Data in this exercise —
★ ★ ★ ★ ★
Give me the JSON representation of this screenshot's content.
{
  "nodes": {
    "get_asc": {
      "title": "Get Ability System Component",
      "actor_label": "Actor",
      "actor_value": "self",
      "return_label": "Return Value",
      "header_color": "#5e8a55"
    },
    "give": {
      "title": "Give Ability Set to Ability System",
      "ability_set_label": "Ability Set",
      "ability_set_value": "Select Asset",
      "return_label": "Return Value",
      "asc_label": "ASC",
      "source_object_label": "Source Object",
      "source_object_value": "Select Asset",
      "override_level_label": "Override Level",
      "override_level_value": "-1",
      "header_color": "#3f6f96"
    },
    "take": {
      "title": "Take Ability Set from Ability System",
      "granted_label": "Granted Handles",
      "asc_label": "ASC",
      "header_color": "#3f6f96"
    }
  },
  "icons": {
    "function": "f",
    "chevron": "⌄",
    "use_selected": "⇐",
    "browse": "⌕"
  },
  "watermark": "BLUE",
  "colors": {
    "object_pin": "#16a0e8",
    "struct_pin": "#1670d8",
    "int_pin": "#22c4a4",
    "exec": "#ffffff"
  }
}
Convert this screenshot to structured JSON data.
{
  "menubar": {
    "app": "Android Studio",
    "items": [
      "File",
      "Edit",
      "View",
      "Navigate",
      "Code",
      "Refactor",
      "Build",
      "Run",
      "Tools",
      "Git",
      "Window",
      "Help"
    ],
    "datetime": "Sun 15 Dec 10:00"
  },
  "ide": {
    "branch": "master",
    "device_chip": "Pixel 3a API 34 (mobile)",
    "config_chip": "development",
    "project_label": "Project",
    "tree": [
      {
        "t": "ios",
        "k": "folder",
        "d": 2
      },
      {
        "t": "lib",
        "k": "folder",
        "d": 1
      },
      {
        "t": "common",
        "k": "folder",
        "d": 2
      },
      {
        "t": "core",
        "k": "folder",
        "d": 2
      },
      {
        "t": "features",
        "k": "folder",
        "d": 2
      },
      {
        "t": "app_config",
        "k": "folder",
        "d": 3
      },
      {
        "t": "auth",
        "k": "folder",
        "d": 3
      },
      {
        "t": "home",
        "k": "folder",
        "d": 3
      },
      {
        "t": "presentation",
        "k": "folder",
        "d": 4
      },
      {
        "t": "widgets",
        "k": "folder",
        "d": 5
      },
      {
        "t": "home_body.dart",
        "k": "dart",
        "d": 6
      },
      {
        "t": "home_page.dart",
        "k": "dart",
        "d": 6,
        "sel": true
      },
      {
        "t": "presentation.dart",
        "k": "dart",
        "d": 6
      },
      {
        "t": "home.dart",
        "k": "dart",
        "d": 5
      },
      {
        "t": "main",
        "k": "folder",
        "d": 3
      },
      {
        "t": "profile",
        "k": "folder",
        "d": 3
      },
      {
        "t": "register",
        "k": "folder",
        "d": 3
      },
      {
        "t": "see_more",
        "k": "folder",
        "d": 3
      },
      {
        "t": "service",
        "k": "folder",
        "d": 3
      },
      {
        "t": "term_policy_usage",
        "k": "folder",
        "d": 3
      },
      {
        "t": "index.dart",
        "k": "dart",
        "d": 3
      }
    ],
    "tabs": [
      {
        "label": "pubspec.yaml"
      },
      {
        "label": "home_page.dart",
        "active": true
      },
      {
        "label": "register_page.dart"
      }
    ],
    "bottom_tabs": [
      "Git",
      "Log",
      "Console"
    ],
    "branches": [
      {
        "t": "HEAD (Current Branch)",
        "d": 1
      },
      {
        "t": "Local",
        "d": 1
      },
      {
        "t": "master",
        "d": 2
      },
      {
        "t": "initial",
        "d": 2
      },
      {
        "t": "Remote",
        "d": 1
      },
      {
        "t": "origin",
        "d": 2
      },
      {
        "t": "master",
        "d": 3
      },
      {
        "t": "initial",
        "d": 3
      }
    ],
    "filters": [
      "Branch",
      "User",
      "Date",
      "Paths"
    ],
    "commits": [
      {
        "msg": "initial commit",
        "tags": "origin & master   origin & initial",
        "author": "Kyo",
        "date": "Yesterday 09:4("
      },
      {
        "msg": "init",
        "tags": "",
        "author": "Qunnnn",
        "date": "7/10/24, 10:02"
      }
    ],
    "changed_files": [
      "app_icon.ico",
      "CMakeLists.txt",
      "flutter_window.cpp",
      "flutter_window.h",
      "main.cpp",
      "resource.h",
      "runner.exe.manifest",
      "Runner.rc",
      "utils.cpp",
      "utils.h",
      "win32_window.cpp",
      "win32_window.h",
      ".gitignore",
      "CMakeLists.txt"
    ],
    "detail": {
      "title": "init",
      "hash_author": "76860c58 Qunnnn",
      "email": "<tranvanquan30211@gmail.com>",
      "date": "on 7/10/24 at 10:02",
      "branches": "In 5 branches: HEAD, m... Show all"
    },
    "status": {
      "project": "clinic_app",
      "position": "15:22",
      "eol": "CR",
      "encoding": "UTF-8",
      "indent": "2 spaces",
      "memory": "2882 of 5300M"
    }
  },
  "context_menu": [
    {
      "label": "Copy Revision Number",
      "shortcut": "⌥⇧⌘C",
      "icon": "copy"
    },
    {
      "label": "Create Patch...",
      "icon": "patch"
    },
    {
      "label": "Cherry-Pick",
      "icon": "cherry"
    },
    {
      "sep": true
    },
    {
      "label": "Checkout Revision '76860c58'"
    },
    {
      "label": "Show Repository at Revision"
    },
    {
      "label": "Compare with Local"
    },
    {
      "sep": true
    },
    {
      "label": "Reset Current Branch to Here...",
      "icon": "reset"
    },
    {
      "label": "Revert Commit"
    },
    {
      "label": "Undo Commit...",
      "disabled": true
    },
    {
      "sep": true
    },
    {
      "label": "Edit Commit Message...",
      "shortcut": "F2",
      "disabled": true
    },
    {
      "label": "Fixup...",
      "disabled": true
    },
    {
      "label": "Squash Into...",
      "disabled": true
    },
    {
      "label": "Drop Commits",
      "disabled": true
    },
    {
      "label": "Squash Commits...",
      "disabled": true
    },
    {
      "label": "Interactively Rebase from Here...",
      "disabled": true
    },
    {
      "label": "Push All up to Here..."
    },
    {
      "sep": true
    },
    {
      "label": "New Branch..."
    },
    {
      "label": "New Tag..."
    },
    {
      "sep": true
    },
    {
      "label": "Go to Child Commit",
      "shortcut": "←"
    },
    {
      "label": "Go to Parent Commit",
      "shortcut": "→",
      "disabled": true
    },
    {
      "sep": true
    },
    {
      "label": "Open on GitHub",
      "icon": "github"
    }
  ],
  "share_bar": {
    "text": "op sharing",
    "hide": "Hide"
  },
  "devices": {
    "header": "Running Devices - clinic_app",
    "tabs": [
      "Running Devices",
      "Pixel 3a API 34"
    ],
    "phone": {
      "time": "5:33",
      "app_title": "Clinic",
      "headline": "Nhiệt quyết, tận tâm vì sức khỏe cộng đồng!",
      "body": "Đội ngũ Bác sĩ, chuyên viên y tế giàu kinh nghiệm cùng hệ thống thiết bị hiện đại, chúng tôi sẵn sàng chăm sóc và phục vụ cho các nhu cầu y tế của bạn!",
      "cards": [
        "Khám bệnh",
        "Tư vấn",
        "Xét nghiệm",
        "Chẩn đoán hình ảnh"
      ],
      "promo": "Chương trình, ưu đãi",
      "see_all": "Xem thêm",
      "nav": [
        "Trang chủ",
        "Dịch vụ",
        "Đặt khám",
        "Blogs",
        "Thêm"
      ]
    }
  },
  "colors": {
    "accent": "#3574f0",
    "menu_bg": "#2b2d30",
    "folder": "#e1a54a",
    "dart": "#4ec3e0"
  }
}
★ ★ ★ ★ ★
Extract, word for word, each line of the listing above.

Task result —
Give me the JSON representation of this screenshot's content.
{
  "nodes": {
    "get_asc": {
      "title": "Get Ability System Component",
      "actor_label": "Actor",
      "actor_value": "self",
      "return_label": "Return Value",
      "header_color": "#5e8a55"
    },
    "give": {
      "title": "Give Ability Set to Ability System",
      "ability_set_label": "Ability Set",
      "ability_set_value": "Select Asset",
      "return_label": "Return Value",
      "asc_label": "ASC",
      "source_object_label": "Source Object",
      "source_object_value": "Select Asset",
      "override_level_label": "Override Level",
      "override_level_value": "-1",
      "header_color": "#3f6f96"
    },
    "take": {
      "title": "Take Ability Set from Ability System",
      "granted_label": "Granted Handles",
      "asc_label": "ASC",
      "header_color": "#3f6f96"
    }
  },
  "icons": {
    "function": "f",
    "chevron": "⌄",
    "use_selected": "⇐",
    "browse": "⌕"
  },
  "watermark": "BLUE",
  "colors": {
    "object_pin": "#16a0e8",
    "struct_pin": "#1670d8",
    "int_pin": "#22c4a4",
    "exec": "#ffffff"
  }
}
Convert this screenshot to structured JSON data.
{
  "menubar": {
    "app": "Android Studio",
    "items": [
      "File",
      "Edit",
      "View",
      "Navigate",
      "Code",
      "Refactor",
      "Build",
      "Run",
      "Tools",
      "Git",
      "Window",
      "Help"
    ],
    "datetime": "Sun 15 Dec 10:00"
  },
  "ide": {
    "branch": "master",
    "device_chip": "Pixel 3a API 34 (mobile)",
    "config_chip": "development",
    "project_label": "Project",
    "tree": [
      {
        "t": "ios",
        "k": "folder",
        "d": 2
      },
      {
        "t": "lib",
        "k": "folder",
        "d": 1
      },
      {
        "t": "common",
        "k": "folder",
        "d": 2
      },
      {
        "t": "core",
        "k": "folder",
        "d": 2
      },
      {
        "t": "features",
        "k": "folder",
        "d": 2
      },
      {
        "t": "app_config",
        "k": "folder",
        "d": 3
      },
      {
        "t": "auth",
        "k": "folder",
        "d": 3
      },
      {
        "t": "home",
        "k": "folder",
        "d": 3
      },
      {
        "t": "presentation",
        "k": "folder",
        "d": 4
      },
      {
        "t": "widgets",
        "k": "folder",
        "d": 5
      },
      {
        "t": "home_body.dart",
        "k": "dart",
        "d": 6
      },
      {
        "t": "home_page.dart",
        "k": "dart",
        "d": 6,
        "sel": true
      },
      {
        "t": "presentation.dart",
        "k": "dart",
        "d": 6
      },
      {
        "t": "home.dart",
        "k": "dart",
        "d": 5
      },
      {
        "t": "main",
        "k": "folder",
        "d": 3
      },
      {
        "t": "profile",
        "k": "folder",
        "d": 3
      },
      {
        "t": "register",
        "k": "folder",
        "d": 3
      },
      {
        "t": "see_more",
        "k": "folder",
        "d": 3
      },
      {
        "t": "service",
        "k": "folder",
        "d": 3
      },
      {
        "t": "term_policy_usage",
        "k": "folder",
        "d": 3
      },
      {
        "t": "index.dart",
        "k": "dart",
        "d": 3
      }
    ],
    "tabs": [
      {
        "label": "pubspec.yaml"
      },
      {
        "label": "home_page.dart",
        "active": true
      },
      {
        "label": "register_page.dart"
      }
    ],
    "bottom_tabs": [
      "Git",
      "Log",
      "Console"
    ],
    "branches": [
      {
        "t": "HEAD (Current Branch)",
        "d": 1
      },
      {
        "t": "Local",
        "d": 1
      },
      {
        "t": "master",
        "d": 2
      },
      {
        "t": "initial",
        "d": 2
      },
      {
        "t": "Remote",
        "d": 1
      },
      {
        "t": "origin",
        "d": 2
      },
      {
        "t": "master",
        "d": 3
      },
      {
        "t": "initial",
        "d": 3
      }
    ],
    "filters": [
      "Branch",
      "User",
      "Date",
      "Paths"
    ],
    "commits": [
      {
        "msg": "initial commit",
        "tags": "origin & master   origin & initial",
        "author": "Kyo",
        "date": "Yesterday 09:4("
      },
      {
        "msg": "init",
        "tags": "",
        "author": "Qunnnn",
        "date": "7/10/24, 10:02"
      }
    ],
    "changed_files": [
      "app_icon.ico",
      "CMakeLists.txt",
      "flutter_window.cpp",
      "flutter_window.h",
      "main.cpp",
      "resource.h",
      "runner.exe.manifest",
      "Runner.rc",
      "utils.cpp",
      "utils.h",
      "win32_window.cpp",
      "win32_window.h",
      ".gitignore",
      "CMakeLists.txt"
    ],
    "detail": {
      "title": "init",
      "hash_author": "76860c58 Qunnnn",
      "email": "<tranvanquan30211@gmail.com>",
      "date": "on 7/10/24 at 10:02",
      "branches": "In 5 branches: HEAD, m... Show all"
    },
    "status": {
      "project": "clinic_app",
      "position": "15:22",
      "eol": "CR",
      "encoding": "UTF-8",
      "indent": "2 spaces",
      "memory": "2882 of 5300M"
    }
  },
  "context_menu": [
    {
      "label": "Copy Revision Number",
      "shortcut": "⌥⇧⌘C",
      "icon": "copy"
    },
    {
      "label": "Create Patch...",
      "icon": "patch"
    },
    {
      "label": "Cherry-Pick",
      "icon": "cherry"
    },
    {
      "sep": true
    },
    {
      "label": "Checkout Revision '76860c58'"
    },
    {
      "label": "Show Repository at Revision"
    },
    {
      "label": "Compare with Local"
    },
    {
      "sep": true
    },
    {
      "label": "Reset Current Branch to Here...",
      "icon": "reset"
    },
    {
      "label": "Revert Commit"
    },
    {
      "label": "Undo Commit...",
      "disabled": true
    },
    {
      "sep": true
    },
    {
      "label": "Edit Commit Message...",
      "shortcut": "F2",
      "disabled": true
    },
    {
      "label": "Fixup...",
      "disabled": true
    },
    {
      "label": "Squash Into...",
      "disabled": true
    },
    {
      "label": "Drop Commits",
      "disabled": true
    },
    {
      "label": "Squash Commits...",
      "disabled": true
    },
    {
      "label": "Interactively Rebase from Here...",
      "disabled": true
    },
    {
      "label": "Push All up to Here..."
    },
    {
      "sep": true
    },
    {
      "label": "New Branch..."
    },
    {
      "label": "New Tag..."
    },
    {
      "sep": true
    },
    {
      "label": "Go to Child Commit",
      "shortcut": "←"
    },
    {
      "label": "Go to Parent Commit",
      "shortcut": "→",
      "disabled": true
    },
    {
      "sep": true
    },
    {
      "label": "Open on GitHub",
      "icon": "github"
    }
  ],
  "share_bar": {
    "text": "op sharing",
    "hide": "Hide"
  },
  "devices": {
    "header": "Running Devices - clinic_app",
    "tabs": [
      "Running Devices",
      "Pixel 3a API 34"
    ],
    "phone": {
      "time": "5:33",
      "app_title": "Clinic",
      "headline": "Nhiệt quyết, tận tâm vì sức khỏe cộng đồng!",
      "body": "Đội ngũ Bác sĩ, chuyên viên y tế giàu kinh nghiệm cùng hệ thống thiết bị hiện đại, chúng tôi sẵn sàng chăm sóc và phục vụ cho các nhu cầu y tế của bạn!",
      "cards": [
        "Khám bệnh",
        "Tư vấn",
        "Xét nghiệm",
        "Chẩn đoán hình ảnh"
      ],
      "promo": "Chương trình, ưu đãi",
      "see_all": "Xem thêm",
      "nav": [
        "Trang chủ",
        "Dịch vụ",
        "Đặt khám",
        "Blogs",
        "Thêm"
      ]
    }
  },
  "colors": {
    "accent": "#3574f0",
    "menu_bg": "#2b2d30",
    "folder": "#e1a54a",
    "dart": "#4ec3e0"
  }
}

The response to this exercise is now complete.